- [What the exercise asks]: Gather every line in the records below that contains the word "Time".

- [Exercise data]:
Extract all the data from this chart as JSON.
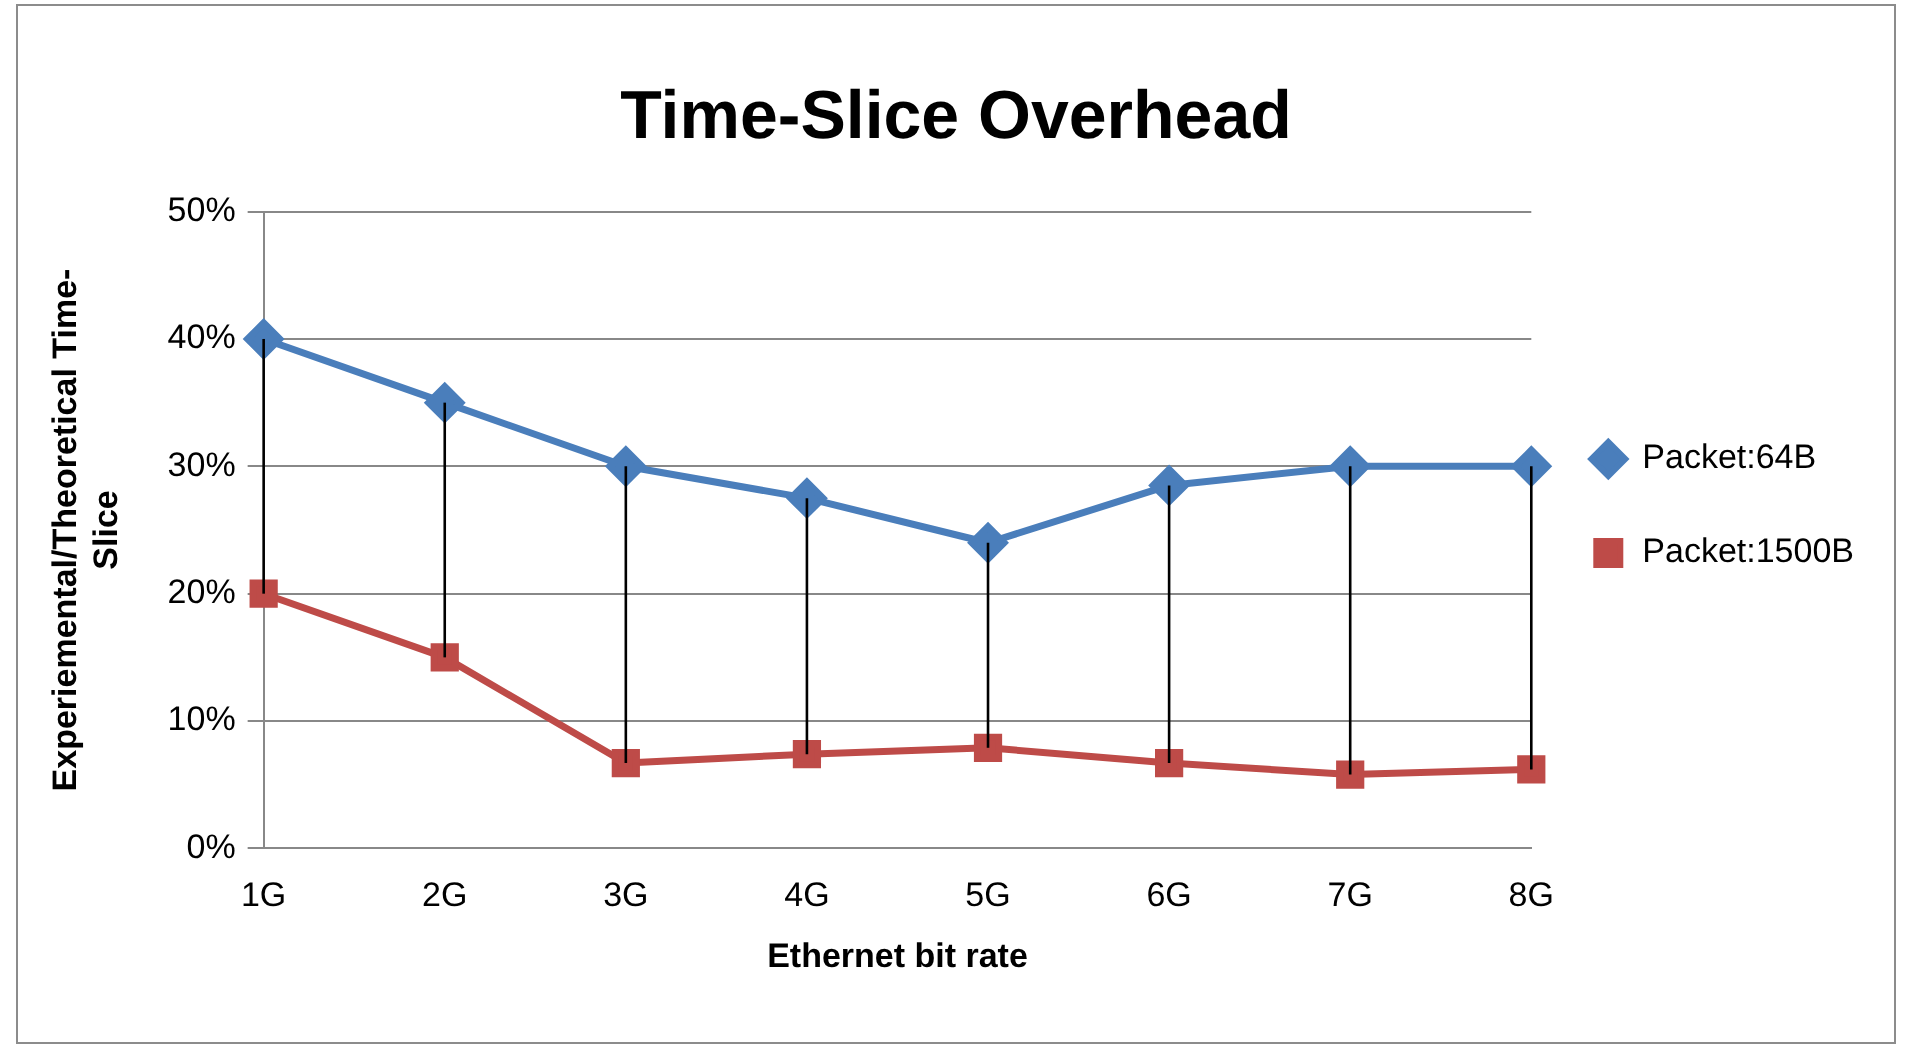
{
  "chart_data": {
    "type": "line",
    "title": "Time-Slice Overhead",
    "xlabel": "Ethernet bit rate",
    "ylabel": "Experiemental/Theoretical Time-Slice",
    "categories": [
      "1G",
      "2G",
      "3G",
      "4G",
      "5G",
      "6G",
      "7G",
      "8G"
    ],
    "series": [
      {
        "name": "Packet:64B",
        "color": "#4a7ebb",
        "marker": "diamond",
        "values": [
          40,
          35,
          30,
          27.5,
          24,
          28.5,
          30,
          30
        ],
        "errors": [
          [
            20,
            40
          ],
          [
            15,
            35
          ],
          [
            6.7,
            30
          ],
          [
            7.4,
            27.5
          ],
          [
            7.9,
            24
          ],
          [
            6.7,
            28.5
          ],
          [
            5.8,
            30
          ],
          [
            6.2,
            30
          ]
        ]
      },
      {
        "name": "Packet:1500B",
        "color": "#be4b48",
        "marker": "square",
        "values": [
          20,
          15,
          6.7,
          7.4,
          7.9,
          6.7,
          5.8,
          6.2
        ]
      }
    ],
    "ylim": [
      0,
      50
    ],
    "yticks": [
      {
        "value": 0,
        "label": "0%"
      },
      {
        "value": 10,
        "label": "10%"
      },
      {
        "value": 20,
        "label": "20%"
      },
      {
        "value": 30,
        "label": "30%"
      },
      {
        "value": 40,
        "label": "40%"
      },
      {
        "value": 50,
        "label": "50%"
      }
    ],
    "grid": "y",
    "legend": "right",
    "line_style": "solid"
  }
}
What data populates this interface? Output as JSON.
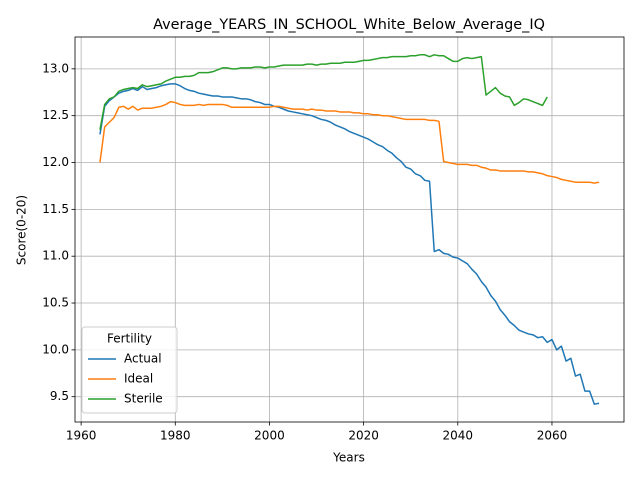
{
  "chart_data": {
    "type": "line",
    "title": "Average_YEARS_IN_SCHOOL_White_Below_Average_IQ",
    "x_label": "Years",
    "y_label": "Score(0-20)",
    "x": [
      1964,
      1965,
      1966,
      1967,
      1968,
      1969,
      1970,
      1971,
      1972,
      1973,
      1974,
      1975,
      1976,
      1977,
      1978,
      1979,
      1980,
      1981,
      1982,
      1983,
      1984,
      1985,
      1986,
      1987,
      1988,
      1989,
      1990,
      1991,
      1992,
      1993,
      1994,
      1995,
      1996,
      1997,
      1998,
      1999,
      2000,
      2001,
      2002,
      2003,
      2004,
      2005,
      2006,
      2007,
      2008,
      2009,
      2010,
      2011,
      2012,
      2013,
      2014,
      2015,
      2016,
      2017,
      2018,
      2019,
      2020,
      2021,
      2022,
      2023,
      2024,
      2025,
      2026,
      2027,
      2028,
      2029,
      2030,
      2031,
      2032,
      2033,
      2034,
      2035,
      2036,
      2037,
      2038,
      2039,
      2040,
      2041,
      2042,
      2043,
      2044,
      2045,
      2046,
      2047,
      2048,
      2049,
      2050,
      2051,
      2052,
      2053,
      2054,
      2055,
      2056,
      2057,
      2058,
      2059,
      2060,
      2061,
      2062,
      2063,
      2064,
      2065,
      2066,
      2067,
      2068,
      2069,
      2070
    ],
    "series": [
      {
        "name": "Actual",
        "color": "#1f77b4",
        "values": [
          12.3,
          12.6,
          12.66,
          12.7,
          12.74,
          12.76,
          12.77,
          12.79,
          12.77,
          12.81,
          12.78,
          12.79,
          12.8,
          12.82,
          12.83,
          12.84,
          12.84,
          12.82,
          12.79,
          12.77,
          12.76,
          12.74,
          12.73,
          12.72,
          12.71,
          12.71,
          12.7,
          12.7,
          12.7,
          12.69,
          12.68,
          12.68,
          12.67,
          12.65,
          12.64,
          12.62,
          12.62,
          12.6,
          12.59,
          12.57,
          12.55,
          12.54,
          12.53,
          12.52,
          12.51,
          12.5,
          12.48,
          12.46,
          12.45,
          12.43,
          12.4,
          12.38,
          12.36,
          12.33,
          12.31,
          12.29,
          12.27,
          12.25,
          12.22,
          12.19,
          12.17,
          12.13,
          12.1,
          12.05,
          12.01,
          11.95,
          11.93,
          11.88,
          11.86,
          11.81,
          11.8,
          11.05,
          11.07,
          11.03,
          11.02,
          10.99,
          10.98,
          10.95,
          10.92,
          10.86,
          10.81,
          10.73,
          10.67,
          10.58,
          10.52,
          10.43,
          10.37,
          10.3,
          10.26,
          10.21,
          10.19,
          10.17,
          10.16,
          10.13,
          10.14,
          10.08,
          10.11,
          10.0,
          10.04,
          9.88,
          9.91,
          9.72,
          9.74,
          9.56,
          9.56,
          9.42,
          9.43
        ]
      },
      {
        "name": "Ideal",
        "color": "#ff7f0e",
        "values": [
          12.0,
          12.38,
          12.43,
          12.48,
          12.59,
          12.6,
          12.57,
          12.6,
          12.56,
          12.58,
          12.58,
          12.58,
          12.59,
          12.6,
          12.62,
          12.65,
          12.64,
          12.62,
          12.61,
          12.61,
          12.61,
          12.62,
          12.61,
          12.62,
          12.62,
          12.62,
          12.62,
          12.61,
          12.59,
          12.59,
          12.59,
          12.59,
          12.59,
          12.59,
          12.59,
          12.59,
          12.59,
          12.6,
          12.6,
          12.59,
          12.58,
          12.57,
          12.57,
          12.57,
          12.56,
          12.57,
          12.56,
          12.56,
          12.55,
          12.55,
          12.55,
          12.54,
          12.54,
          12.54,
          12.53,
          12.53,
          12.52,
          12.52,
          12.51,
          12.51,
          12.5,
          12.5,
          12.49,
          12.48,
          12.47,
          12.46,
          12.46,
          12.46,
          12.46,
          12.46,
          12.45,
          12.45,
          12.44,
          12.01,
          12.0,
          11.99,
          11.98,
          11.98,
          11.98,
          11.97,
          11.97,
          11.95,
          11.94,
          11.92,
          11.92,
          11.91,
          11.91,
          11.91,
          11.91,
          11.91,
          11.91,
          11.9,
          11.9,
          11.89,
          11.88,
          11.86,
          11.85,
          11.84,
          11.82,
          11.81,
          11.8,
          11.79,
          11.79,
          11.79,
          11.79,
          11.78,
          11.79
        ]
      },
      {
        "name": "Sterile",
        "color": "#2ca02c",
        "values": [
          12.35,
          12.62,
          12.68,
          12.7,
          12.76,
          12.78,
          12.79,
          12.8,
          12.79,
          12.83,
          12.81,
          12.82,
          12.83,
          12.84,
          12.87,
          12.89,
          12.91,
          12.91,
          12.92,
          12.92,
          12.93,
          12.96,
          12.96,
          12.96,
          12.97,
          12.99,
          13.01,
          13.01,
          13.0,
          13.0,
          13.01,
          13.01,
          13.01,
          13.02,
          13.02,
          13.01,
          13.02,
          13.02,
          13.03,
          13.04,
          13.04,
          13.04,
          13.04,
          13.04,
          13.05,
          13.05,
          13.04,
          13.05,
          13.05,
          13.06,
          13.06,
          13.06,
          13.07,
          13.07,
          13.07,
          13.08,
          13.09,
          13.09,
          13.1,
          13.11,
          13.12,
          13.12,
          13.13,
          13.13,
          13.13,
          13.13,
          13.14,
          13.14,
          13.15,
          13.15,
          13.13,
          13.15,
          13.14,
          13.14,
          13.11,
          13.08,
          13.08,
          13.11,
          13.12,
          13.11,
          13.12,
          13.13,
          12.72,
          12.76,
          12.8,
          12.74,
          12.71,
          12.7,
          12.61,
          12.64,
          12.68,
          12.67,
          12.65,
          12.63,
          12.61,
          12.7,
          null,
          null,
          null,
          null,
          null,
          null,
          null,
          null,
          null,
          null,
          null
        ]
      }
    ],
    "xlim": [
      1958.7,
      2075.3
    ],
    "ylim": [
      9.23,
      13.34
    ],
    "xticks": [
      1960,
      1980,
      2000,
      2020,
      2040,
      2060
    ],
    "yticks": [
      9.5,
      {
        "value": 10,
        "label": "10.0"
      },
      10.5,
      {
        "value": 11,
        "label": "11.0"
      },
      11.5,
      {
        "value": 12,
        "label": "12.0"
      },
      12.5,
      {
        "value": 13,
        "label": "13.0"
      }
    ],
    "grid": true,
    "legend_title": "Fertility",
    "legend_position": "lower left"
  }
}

- [Answer for the task]:
    "title": "Time-Slice Overhead",
    "ylabel": "Experiemental/Theoretical Time-Slice",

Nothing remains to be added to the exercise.